Begin

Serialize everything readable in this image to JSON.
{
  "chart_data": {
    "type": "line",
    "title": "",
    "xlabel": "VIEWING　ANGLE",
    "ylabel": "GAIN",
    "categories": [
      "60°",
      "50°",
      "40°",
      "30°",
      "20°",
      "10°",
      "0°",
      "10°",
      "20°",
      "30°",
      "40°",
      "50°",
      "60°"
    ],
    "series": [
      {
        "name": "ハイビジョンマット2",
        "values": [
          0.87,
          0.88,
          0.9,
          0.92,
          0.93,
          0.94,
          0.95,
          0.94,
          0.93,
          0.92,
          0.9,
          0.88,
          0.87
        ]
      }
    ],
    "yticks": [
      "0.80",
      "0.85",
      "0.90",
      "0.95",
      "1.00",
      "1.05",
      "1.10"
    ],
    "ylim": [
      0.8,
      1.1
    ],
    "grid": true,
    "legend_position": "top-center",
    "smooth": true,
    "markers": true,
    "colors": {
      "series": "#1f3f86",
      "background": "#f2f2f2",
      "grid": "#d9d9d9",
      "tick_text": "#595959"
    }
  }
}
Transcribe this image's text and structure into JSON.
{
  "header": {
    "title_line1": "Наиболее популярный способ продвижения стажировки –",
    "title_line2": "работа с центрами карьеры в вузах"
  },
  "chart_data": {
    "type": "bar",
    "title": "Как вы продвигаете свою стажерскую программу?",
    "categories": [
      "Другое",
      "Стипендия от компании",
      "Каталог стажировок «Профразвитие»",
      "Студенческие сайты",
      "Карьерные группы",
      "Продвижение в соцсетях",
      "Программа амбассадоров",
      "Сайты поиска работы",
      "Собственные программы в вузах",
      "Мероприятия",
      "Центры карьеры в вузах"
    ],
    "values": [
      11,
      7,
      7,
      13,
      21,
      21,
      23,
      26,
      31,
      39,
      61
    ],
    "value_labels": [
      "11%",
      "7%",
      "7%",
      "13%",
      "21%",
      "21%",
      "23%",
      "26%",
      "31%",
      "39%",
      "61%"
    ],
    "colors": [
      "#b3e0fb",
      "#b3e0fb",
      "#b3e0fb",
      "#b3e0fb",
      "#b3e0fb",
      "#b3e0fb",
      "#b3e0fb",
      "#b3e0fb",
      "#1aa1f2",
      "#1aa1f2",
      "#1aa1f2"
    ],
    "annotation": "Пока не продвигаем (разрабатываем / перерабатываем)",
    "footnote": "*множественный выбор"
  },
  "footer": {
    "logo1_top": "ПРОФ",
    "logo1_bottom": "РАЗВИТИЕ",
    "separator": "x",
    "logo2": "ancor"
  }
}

End

Copy out the material word for word and line for line.

RESPONSE TO THE EXERCISE –
Serialize everything readable in this image to JSON.
{
  "chart_data": {
    "type": "line",
    "title": "",
    "xlabel": "VIEWING　ANGLE",
    "ylabel": "GAIN",
    "categories": [
      "60°",
      "50°",
      "40°",
      "30°",
      "20°",
      "10°",
      "0°",
      "10°",
      "20°",
      "30°",
      "40°",
      "50°",
      "60°"
    ],
    "series": [
      {
        "name": "ハイビジョンマット2",
        "values": [
          0.87,
          0.88,
          0.9,
          0.92,
          0.93,
          0.94,
          0.95,
          0.94,
          0.93,
          0.92,
          0.9,
          0.88,
          0.87
        ]
      }
    ],
    "yticks": [
      "0.80",
      "0.85",
      "0.90",
      "0.95",
      "1.00",
      "1.05",
      "1.10"
    ],
    "ylim": [
      0.8,
      1.1
    ],
    "grid": true,
    "legend_position": "top-center",
    "smooth": true,
    "markers": true,
    "colors": {
      "series": "#1f3f86",
      "background": "#f2f2f2",
      "grid": "#d9d9d9",
      "tick_text": "#595959"
    }
  }
}
Transcribe this image's text and structure into JSON.
{
  "header": {
    "title_line1": "Наиболее популярный способ продвижения стажировки –",
    "title_line2": "работа с центрами карьеры в вузах"
  },
  "chart_data": {
    "type": "bar",
    "title": "Как вы продвигаете свою стажерскую программу?",
    "categories": [
      "Другое",
      "Стипендия от компании",
      "Каталог стажировок «Профразвитие»",
      "Студенческие сайты",
      "Карьерные группы",
      "Продвижение в соцсетях",
      "Программа амбассадоров",
      "Сайты поиска работы",
      "Собственные программы в вузах",
      "Мероприятия",
      "Центры карьеры в вузах"
    ],
    "values": [
      11,
      7,
      7,
      13,
      21,
      21,
      23,
      26,
      31,
      39,
      61
    ],
    "value_labels": [
      "11%",
      "7%",
      "7%",
      "13%",
      "21%",
      "21%",
      "23%",
      "26%",
      "31%",
      "39%",
      "61%"
    ],
    "colors": [
      "#b3e0fb",
      "#b3e0fb",
      "#b3e0fb",
      "#b3e0fb",
      "#b3e0fb",
      "#b3e0fb",
      "#b3e0fb",
      "#b3e0fb",
      "#1aa1f2",
      "#1aa1f2",
      "#1aa1f2"
    ],
    "annotation": "Пока не продвигаем (разрабатываем / перерабатываем)",
    "footnote": "*множественный выбор"
  },
  "footer": {
    "logo1_top": "ПРОФ",
    "logo1_bottom": "РАЗВИТИЕ",
    "separator": "x",
    "logo2": "ancor"
  }
}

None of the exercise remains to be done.